Start AVAILABLE RECORDS

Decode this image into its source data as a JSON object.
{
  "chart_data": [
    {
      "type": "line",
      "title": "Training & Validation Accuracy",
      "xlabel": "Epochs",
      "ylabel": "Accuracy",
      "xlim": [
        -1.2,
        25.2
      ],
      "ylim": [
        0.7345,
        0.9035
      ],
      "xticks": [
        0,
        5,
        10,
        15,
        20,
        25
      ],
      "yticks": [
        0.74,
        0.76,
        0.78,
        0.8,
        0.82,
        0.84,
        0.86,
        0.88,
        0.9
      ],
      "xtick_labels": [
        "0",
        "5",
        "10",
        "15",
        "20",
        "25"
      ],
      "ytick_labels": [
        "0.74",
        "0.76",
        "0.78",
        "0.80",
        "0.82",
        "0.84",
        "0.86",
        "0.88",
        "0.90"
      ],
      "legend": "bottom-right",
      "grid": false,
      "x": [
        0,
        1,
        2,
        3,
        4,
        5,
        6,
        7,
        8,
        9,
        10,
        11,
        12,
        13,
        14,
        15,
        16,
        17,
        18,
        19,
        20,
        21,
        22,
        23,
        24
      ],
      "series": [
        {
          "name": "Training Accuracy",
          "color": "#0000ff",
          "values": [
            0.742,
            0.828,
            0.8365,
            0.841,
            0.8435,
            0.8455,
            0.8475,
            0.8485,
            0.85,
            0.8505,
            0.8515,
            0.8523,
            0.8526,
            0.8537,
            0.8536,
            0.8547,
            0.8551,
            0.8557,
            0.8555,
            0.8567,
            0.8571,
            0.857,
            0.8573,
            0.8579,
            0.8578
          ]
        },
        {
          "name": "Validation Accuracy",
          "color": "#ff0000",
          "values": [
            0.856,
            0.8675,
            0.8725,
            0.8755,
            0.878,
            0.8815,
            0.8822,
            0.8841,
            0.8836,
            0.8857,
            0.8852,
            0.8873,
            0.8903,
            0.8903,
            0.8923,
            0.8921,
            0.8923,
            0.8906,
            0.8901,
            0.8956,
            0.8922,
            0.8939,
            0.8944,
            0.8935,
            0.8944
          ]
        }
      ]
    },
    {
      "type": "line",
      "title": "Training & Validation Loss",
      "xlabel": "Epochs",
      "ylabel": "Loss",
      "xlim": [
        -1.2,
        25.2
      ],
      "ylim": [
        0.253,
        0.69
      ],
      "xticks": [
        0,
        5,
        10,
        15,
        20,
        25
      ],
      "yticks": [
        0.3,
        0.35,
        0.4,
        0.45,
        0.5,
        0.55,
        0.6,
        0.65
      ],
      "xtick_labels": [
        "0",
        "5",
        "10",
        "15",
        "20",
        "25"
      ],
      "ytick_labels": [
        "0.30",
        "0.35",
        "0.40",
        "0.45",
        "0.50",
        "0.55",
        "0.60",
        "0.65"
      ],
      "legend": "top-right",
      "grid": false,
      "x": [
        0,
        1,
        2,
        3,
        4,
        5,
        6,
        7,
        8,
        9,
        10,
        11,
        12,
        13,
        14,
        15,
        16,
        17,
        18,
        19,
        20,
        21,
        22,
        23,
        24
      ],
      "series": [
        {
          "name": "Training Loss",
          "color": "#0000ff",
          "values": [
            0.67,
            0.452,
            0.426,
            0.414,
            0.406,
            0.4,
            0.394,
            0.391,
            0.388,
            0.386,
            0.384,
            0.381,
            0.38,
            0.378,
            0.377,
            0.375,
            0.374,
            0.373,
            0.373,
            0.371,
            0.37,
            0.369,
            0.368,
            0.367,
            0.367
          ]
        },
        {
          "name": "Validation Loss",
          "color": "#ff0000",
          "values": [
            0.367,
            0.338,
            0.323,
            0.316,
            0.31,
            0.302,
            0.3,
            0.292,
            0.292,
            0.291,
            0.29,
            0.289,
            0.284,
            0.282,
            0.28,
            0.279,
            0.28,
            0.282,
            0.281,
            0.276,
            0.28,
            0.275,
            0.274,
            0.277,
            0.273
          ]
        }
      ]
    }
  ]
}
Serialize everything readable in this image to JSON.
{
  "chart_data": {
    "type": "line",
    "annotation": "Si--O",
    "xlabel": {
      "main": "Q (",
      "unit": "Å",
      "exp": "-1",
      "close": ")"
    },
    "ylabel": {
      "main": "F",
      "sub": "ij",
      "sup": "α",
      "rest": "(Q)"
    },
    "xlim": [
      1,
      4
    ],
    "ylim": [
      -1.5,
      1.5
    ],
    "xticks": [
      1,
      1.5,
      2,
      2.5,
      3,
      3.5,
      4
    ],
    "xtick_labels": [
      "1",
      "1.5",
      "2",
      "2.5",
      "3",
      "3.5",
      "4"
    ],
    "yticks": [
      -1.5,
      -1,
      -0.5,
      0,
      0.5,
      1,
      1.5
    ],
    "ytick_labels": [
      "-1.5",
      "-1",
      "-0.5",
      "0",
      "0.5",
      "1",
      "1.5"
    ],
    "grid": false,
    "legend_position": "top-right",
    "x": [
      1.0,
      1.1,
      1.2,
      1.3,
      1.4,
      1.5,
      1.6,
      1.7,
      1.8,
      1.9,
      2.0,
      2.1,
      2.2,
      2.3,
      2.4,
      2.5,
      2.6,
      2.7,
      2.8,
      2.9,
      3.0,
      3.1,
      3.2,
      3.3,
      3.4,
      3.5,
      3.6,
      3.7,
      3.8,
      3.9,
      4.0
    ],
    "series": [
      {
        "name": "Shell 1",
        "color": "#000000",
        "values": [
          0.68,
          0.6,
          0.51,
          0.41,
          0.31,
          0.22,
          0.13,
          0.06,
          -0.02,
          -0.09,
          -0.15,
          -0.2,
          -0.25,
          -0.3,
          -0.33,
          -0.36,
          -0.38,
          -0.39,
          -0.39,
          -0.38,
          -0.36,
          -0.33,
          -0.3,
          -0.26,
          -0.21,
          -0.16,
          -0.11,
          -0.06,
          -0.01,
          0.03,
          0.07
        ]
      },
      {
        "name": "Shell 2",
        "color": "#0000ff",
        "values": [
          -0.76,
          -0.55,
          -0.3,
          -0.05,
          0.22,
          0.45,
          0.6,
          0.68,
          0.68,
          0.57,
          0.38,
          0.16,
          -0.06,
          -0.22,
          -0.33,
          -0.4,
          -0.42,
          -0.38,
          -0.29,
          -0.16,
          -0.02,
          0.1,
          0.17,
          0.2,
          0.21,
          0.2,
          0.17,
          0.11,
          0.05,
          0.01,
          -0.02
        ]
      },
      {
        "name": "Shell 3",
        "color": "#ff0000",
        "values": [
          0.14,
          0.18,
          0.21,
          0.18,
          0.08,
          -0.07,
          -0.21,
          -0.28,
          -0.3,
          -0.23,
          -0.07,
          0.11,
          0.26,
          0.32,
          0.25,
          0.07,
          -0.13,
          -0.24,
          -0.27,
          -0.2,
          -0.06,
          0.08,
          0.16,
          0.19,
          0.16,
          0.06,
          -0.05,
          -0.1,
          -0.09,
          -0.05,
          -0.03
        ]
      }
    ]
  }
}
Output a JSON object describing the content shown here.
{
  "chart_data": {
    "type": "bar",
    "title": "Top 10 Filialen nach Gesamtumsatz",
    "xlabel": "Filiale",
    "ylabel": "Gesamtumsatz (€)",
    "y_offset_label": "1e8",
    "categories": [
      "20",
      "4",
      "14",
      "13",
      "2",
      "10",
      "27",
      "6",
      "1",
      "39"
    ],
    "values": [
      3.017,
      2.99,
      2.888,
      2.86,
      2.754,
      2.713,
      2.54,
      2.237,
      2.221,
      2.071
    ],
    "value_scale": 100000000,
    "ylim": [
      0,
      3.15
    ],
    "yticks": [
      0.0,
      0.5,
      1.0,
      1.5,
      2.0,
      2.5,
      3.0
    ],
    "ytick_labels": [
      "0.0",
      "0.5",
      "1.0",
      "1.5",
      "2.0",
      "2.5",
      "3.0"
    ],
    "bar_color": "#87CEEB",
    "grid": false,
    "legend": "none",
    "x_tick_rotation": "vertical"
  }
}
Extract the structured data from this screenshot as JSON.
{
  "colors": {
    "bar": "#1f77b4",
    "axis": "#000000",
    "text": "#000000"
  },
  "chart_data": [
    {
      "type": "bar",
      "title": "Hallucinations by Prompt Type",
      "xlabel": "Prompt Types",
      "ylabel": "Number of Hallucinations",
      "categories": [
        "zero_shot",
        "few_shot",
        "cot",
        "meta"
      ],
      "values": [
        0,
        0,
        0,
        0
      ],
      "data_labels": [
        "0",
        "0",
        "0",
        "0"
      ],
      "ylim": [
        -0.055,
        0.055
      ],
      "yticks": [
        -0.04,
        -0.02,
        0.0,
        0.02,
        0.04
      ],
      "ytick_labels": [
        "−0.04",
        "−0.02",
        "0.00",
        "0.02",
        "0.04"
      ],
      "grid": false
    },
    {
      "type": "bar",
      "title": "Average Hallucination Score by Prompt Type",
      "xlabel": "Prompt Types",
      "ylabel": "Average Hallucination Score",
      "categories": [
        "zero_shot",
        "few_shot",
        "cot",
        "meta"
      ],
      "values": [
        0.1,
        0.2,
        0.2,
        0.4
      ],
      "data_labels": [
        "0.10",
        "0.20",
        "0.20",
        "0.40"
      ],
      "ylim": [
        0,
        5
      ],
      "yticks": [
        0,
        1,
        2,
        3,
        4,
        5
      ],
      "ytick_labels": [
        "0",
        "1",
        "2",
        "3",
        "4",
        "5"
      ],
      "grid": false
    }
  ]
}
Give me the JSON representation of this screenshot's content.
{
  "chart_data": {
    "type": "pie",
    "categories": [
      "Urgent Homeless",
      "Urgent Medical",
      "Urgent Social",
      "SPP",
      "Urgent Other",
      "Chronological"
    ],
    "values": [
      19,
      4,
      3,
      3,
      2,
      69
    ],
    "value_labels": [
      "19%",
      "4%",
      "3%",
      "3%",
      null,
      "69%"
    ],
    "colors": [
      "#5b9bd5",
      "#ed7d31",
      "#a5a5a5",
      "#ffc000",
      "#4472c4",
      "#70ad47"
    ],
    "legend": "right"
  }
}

End AVAILABLE RECORDS

_WHAT IS NEEDED_
Collect each line containing the string "Loss".

_OUTPUT_
      "title": "Training & Validation Loss",
      "ylabel": "Loss",
          "name": "Training Loss",
          "name": "Validation Loss",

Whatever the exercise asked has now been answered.